* _GIVEN TEXT_:

Despite the economic impact brought about by the Covid-19 pandemic, Indonesia will continue its efforts to develop its electric vehicle (EV) industry, and not just with the production of raw materials, said president Joko Widodo.
“We have a great opportunity in developing industries from upstream to downstream. We must develop downstream industries such as the lithium battery industry and the production of electric cars,” he said in a virtual speech over the weekend, Xinhua reports.
Jokowi said that the direction towards a green economy is very clear, while the world market is aiming for green products which are low carbon, resource efficient and socially inclusive, and that the country should remain steadfast to its vision of electrification, the strategy of which was first laid out officially via a decree back in August 2019.
Outlined in the government strategy draft were incentives to boost EV adoption and production and also that for battery manufacturing, leveraging on the country’s abundant natural resource of nickel laterite ore used in lithium batteries. Other measures such as lower taxes for manufacturers and buyers of pure EVs were also included.

Excerpts from a dataset:
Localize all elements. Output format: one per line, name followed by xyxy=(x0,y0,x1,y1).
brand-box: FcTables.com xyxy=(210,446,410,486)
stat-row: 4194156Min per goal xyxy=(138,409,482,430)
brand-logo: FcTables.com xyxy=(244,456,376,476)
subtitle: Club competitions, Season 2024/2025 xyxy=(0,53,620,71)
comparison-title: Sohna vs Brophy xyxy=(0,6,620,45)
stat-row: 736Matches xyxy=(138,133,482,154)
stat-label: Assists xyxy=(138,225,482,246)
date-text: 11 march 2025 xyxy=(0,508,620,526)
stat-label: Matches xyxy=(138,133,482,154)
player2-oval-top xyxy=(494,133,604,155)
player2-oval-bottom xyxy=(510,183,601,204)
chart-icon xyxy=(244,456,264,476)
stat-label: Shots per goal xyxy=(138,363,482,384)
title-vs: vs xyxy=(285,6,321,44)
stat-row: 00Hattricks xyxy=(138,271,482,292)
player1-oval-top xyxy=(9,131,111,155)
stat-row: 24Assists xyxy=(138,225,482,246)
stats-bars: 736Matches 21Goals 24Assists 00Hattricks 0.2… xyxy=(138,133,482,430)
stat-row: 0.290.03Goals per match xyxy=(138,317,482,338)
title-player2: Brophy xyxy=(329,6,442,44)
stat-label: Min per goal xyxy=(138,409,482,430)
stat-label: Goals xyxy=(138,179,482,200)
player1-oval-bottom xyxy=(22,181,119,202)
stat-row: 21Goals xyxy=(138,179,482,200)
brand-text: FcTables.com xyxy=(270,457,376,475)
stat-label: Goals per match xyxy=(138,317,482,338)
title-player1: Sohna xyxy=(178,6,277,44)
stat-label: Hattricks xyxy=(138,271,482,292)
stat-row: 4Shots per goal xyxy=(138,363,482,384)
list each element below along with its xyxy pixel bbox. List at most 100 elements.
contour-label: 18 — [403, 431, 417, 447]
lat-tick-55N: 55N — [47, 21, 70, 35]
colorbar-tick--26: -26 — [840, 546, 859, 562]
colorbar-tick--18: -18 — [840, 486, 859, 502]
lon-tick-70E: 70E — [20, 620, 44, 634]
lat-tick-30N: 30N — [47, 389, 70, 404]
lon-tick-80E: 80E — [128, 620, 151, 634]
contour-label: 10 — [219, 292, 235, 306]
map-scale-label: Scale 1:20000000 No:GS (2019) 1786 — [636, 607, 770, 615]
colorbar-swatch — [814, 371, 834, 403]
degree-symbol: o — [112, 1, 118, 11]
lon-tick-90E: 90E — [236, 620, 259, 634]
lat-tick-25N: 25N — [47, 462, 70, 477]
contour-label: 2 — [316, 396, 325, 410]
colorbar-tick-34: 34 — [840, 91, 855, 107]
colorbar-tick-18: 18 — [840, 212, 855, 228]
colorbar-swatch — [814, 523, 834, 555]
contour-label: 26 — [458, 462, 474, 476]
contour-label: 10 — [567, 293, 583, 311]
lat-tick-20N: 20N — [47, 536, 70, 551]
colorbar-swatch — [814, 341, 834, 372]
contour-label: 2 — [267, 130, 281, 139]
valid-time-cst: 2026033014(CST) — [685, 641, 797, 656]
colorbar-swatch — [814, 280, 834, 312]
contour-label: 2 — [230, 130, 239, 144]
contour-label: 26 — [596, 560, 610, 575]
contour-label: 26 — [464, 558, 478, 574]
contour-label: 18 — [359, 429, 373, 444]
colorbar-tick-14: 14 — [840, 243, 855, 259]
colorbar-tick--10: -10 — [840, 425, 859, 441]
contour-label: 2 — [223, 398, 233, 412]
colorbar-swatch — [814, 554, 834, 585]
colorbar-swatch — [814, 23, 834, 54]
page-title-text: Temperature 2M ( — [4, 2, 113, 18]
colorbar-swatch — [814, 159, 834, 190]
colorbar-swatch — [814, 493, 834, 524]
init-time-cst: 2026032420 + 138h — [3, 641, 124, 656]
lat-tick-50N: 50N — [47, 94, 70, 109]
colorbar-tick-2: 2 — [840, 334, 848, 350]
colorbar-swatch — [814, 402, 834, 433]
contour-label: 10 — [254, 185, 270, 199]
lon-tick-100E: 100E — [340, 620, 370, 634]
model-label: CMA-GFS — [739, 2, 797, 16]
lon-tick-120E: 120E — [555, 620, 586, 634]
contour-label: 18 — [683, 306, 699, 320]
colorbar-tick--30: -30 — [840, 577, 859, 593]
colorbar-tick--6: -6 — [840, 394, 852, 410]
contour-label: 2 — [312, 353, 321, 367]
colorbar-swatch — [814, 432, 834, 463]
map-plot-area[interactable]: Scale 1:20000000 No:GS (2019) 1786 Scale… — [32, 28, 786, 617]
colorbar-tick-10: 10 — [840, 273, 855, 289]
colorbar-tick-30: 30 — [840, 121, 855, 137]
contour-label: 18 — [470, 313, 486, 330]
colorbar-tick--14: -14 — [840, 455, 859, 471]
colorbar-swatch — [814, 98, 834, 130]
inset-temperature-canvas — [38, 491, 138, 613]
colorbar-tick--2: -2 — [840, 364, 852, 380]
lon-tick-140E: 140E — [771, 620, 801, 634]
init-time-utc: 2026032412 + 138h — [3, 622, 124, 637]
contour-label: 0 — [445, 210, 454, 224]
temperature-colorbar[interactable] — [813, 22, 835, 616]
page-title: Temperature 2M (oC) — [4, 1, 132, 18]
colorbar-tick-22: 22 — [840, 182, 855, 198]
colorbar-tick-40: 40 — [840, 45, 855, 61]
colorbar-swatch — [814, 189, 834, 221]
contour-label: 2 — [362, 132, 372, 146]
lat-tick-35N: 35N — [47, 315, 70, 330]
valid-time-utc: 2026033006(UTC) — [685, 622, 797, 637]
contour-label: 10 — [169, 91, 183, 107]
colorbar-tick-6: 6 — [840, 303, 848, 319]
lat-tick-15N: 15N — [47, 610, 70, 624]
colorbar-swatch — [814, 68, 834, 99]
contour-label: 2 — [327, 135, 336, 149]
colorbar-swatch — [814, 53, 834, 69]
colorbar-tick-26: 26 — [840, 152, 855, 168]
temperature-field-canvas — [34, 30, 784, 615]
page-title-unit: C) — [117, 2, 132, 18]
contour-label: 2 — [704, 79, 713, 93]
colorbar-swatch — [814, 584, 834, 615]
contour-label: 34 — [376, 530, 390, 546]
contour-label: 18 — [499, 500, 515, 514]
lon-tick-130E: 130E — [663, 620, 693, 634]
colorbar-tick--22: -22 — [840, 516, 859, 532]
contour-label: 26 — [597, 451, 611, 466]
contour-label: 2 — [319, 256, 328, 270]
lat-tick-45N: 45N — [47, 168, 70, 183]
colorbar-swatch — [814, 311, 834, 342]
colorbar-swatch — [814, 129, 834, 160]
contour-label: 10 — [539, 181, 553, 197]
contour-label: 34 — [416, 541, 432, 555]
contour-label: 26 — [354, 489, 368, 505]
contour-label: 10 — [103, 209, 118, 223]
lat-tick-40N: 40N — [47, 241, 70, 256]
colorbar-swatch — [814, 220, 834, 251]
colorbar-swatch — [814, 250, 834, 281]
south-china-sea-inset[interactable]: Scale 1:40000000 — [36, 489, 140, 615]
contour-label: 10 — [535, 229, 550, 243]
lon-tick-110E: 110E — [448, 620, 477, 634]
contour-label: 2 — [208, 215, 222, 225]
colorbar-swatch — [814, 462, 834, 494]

* _WORK ORDER 1_: From the article on Indonesia's electric vehicle industry, quote the passage that begins with the words containing "Jokowi said that" and ends with "were also included.".
* _WORK ORDER 2_:
Answer these questions using the article on Indonesia's electric vehicle industry:
(a) Besides the production of electric cars, which downstream industry does the president say must be developed?
(b) How and when was the electrification strategy first laid out officially?
(c) Which natural resource does the government strategy draft leverage for battery manufacturing?

* _RESPONSE 1_:
Jokowi said that the direction towards a green economy is very clear, while the world market is aiming for green products which are low carbon, resource efficient and socially inclusive, and that the country should remain steadfast to its vision of electrification, the strategy of which was first laid out officially via a decree back in August 2019.
Outlined in the government strategy draft were incentives to boost EV adoption and production and also that for battery manufacturing, leveraging on the country’s abundant natural resource of nickel laterite ore used in lithium batteries. Other measures such as lower taxes for manufacturers and buyers of pure EVs were also included.

* _RESPONSE 2_:
(a) The lithium battery industry.
(b) Via a decree in August 2019.
(c) The country's abundant nickel laterite ore, which is used in lithium batteries.